# What is being asked
Reproduce the listing below verbatim.

# Dataset records
============================================================

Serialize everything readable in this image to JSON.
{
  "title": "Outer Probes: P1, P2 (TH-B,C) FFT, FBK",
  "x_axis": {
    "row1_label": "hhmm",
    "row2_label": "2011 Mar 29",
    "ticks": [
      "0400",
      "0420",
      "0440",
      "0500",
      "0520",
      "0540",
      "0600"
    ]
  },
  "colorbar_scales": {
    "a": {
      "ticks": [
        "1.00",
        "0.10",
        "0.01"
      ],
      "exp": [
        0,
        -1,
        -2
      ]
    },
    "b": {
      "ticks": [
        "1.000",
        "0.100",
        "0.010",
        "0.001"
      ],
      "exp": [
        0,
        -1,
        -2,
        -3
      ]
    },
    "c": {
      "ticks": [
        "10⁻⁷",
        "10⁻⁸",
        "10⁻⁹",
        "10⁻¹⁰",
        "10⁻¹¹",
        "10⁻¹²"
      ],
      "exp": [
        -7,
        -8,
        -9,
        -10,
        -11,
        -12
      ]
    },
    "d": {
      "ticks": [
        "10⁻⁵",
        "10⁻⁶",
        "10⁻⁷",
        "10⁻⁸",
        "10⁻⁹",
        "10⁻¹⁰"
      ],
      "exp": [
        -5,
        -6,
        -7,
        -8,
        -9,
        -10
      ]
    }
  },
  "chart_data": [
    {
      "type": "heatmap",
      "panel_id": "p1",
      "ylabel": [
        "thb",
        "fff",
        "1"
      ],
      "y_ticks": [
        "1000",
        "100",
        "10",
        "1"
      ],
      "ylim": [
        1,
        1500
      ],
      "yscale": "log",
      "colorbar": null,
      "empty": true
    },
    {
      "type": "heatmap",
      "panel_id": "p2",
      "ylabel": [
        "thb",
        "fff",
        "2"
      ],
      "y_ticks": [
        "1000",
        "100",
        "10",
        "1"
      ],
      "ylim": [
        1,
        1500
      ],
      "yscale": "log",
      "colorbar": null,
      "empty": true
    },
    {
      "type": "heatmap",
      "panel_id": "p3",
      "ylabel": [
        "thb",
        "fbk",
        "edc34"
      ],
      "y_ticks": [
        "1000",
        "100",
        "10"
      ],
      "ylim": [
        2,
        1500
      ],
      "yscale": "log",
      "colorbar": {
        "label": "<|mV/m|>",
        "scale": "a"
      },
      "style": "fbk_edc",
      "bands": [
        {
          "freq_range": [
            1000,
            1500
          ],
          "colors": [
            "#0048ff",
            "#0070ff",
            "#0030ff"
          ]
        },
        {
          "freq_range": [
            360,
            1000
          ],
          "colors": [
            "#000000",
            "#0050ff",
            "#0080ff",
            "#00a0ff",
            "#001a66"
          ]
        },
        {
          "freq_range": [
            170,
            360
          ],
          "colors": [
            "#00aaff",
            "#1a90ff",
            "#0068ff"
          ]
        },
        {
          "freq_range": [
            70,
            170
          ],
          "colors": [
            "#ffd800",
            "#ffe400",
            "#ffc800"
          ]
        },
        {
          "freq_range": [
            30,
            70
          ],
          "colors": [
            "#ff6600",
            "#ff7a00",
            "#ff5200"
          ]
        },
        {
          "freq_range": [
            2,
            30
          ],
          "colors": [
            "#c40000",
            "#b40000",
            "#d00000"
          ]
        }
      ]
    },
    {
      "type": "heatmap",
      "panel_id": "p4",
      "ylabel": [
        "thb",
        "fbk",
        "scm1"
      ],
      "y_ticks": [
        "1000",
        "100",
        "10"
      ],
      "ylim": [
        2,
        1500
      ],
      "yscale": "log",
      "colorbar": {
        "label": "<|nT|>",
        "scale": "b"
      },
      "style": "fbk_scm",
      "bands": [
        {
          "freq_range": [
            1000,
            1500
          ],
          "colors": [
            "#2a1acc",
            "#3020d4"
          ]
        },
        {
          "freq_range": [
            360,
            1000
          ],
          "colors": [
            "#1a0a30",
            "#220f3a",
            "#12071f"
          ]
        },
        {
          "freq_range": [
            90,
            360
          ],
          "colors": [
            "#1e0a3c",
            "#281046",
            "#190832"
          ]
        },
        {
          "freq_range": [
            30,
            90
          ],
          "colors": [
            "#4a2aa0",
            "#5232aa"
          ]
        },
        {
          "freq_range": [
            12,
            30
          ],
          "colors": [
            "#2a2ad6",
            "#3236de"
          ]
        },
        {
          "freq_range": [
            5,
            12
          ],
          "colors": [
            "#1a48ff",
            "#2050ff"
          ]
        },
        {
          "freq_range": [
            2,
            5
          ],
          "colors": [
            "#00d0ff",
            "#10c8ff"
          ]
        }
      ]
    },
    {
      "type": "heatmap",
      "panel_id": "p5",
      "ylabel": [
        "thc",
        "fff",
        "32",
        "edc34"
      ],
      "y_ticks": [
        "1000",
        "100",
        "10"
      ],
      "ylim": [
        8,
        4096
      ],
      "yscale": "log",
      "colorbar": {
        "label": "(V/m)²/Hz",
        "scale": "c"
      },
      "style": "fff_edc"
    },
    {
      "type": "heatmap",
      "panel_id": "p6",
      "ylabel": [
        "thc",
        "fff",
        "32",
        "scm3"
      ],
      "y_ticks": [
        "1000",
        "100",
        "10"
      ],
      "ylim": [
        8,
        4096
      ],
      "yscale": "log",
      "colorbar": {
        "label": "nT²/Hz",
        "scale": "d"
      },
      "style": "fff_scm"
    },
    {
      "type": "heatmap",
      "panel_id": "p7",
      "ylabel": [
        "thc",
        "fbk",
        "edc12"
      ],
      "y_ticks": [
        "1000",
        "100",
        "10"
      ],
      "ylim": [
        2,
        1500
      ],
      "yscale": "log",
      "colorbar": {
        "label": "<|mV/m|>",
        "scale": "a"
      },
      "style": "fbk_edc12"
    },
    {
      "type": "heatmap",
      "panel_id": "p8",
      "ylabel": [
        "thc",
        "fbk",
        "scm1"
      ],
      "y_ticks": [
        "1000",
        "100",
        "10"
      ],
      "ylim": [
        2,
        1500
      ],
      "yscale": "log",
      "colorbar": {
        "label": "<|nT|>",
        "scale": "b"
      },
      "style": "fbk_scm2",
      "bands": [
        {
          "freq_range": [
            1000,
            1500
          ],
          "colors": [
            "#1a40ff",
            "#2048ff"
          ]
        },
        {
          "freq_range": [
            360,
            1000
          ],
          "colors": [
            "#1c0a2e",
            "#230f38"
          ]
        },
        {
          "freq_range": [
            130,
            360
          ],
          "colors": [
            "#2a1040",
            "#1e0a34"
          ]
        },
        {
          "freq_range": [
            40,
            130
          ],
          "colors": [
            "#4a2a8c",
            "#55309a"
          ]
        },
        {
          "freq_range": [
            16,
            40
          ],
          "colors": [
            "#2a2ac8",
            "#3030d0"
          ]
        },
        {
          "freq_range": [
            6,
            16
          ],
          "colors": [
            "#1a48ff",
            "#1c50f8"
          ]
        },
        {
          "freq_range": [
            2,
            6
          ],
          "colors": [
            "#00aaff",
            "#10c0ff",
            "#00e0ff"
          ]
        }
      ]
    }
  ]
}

============================================================

# Response to this task
Serialize everything readable in this image to JSON.
{
  "title": "Outer Probes: P1, P2 (TH-B,C) FFT, FBK",
  "x_axis": {
    "row1_label": "hhmm",
    "row2_label": "2011 Mar 29",
    "ticks": [
      "0400",
      "0420",
      "0440",
      "0500",
      "0520",
      "0540",
      "0600"
    ]
  },
  "colorbar_scales": {
    "a": {
      "ticks": [
        "1.00",
        "0.10",
        "0.01"
      ],
      "exp": [
        0,
        -1,
        -2
      ]
    },
    "b": {
      "ticks": [
        "1.000",
        "0.100",
        "0.010",
        "0.001"
      ],
      "exp": [
        0,
        -1,
        -2,
        -3
      ]
    },
    "c": {
      "ticks": [
        "10⁻⁷",
        "10⁻⁸",
        "10⁻⁹",
        "10⁻¹⁰",
        "10⁻¹¹",
        "10⁻¹²"
      ],
      "exp": [
        -7,
        -8,
        -9,
        -10,
        -11,
        -12
      ]
    },
    "d": {
      "ticks": [
        "10⁻⁵",
        "10⁻⁶",
        "10⁻⁷",
        "10⁻⁸",
        "10⁻⁹",
        "10⁻¹⁰"
      ],
      "exp": [
        -5,
        -6,
        -7,
        -8,
        -9,
        -10
      ]
    }
  },
  "chart_data": [
    {
      "type": "heatmap",
      "panel_id": "p1",
      "ylabel": [
        "thb",
        "fff",
        "1"
      ],
      "y_ticks": [
        "1000",
        "100",
        "10",
        "1"
      ],
      "ylim": [
        1,
        1500
      ],
      "yscale": "log",
      "colorbar": null,
      "empty": true
    },
    {
      "type": "heatmap",
      "panel_id": "p2",
      "ylabel": [
        "thb",
        "fff",
        "2"
      ],
      "y_ticks": [
        "1000",
        "100",
        "10",
        "1"
      ],
      "ylim": [
        1,
        1500
      ],
      "yscale": "log",
      "colorbar": null,
      "empty": true
    },
    {
      "type": "heatmap",
      "panel_id": "p3",
      "ylabel": [
        "thb",
        "fbk",
        "edc34"
      ],
      "y_ticks": [
        "1000",
        "100",
        "10"
      ],
      "ylim": [
        2,
        1500
      ],
      "yscale": "log",
      "colorbar": {
        "label": "<|mV/m|>",
        "scale": "a"
      },
      "style": "fbk_edc",
      "bands": [
        {
          "freq_range": [
            1000,
            1500
          ],
          "colors": [
            "#0048ff",
            "#0070ff",
            "#0030ff"
          ]
        },
        {
          "freq_range": [
            360,
            1000
          ],
          "colors": [
            "#000000",
            "#0050ff",
            "#0080ff",
            "#00a0ff",
            "#001a66"
          ]
        },
        {
          "freq_range": [
            170,
            360
          ],
          "colors": [
            "#00aaff",
            "#1a90ff",
            "#0068ff"
          ]
        },
        {
          "freq_range": [
            70,
            170
          ],
          "colors": [
            "#ffd800",
            "#ffe400",
            "#ffc800"
          ]
        },
        {
          "freq_range": [
            30,
            70
          ],
          "colors": [
            "#ff6600",
            "#ff7a00",
            "#ff5200"
          ]
        },
        {
          "freq_range": [
            2,
            30
          ],
          "colors": [
            "#c40000",
            "#b40000",
            "#d00000"
          ]
        }
      ]
    },
    {
      "type": "heatmap",
      "panel_id": "p4",
      "ylabel": [
        "thb",
        "fbk",
        "scm1"
      ],
      "y_ticks": [
        "1000",
        "100",
        "10"
      ],
      "ylim": [
        2,
        1500
      ],
      "yscale": "log",
      "colorbar": {
        "label": "<|nT|>",
        "scale": "b"
      },
      "style": "fbk_scm",
      "bands": [
        {
          "freq_range": [
            1000,
            1500
          ],
          "colors": [
            "#2a1acc",
            "#3020d4"
          ]
        },
        {
          "freq_range": [
            360,
            1000
          ],
          "colors": [
            "#1a0a30",
            "#220f3a",
            "#12071f"
          ]
        },
        {
          "freq_range": [
            90,
            360
          ],
          "colors": [
            "#1e0a3c",
            "#281046",
            "#190832"
          ]
        },
        {
          "freq_range": [
            30,
            90
          ],
          "colors": [
            "#4a2aa0",
            "#5232aa"
          ]
        },
        {
          "freq_range": [
            12,
            30
          ],
          "colors": [
            "#2a2ad6",
            "#3236de"
          ]
        },
        {
          "freq_range": [
            5,
            12
          ],
          "colors": [
            "#1a48ff",
            "#2050ff"
          ]
        },
        {
          "freq_range": [
            2,
            5
          ],
          "colors": [
            "#00d0ff",
            "#10c8ff"
          ]
        }
      ]
    },
    {
      "type": "heatmap",
      "panel_id": "p5",
      "ylabel": [
        "thc",
        "fff",
        "32",
        "edc34"
      ],
      "y_ticks": [
        "1000",
        "100",
        "10"
      ],
      "ylim": [
        8,
        4096
      ],
      "yscale": "log",
      "colorbar": {
        "label": "(V/m)²/Hz",
        "scale": "c"
      },
      "style": "fff_edc"
    },
    {
      "type": "heatmap",
      "panel_id": "p6",
      "ylabel": [
        "thc",
        "fff",
        "32",
        "scm3"
      ],
      "y_ticks": [
        "1000",
        "100",
        "10"
      ],
      "ylim": [
        8,
        4096
      ],
      "yscale": "log",
      "colorbar": {
        "label": "nT²/Hz",
        "scale": "d"
      },
      "style": "fff_scm"
    },
    {
      "type": "heatmap",
      "panel_id": "p7",
      "ylabel": [
        "thc",
        "fbk",
        "edc12"
      ],
      "y_ticks": [
        "1000",
        "100",
        "10"
      ],
      "ylim": [
        2,
        1500
      ],
      "yscale": "log",
      "colorbar": {
        "label": "<|mV/m|>",
        "scale": "a"
      },
      "style": "fbk_edc12"
    },
    {
      "type": "heatmap",
      "panel_id": "p8",
      "ylabel": [
        "thc",
        "fbk",
        "scm1"
      ],
      "y_ticks": [
        "1000",
        "100",
        "10"
      ],
      "ylim": [
        2,
        1500
      ],
      "yscale": "log",
      "colorbar": {
        "label": "<|nT|>",
        "scale": "b"
      },
      "style": "fbk_scm2",
      "bands": [
        {
          "freq_range": [
            1000,
            1500
          ],
          "colors": [
            "#1a40ff",
            "#2048ff"
          ]
        },
        {
          "freq_range": [
            360,
            1000
          ],
          "colors": [
            "#1c0a2e",
            "#230f38"
          ]
        },
        {
          "freq_range": [
            130,
            360
          ],
          "colors": [
            "#2a1040",
            "#1e0a34"
          ]
        },
        {
          "freq_range": [
            40,
            130
          ],
          "colors": [
            "#4a2a8c",
            "#55309a"
          ]
        },
        {
          "freq_range": [
            16,
            40
          ],
          "colors": [
            "#2a2ac8",
            "#3030d0"
          ]
        },
        {
          "freq_range": [
            6,
            16
          ],
          "colors": [
            "#1a48ff",
            "#1c50f8"
          ]
        },
        {
          "freq_range": [
            2,
            6
          ],
          "colors": [
            "#00aaff",
            "#10c0ff",
            "#00e0ff"
          ]
        }
      ]
    }
  ]
}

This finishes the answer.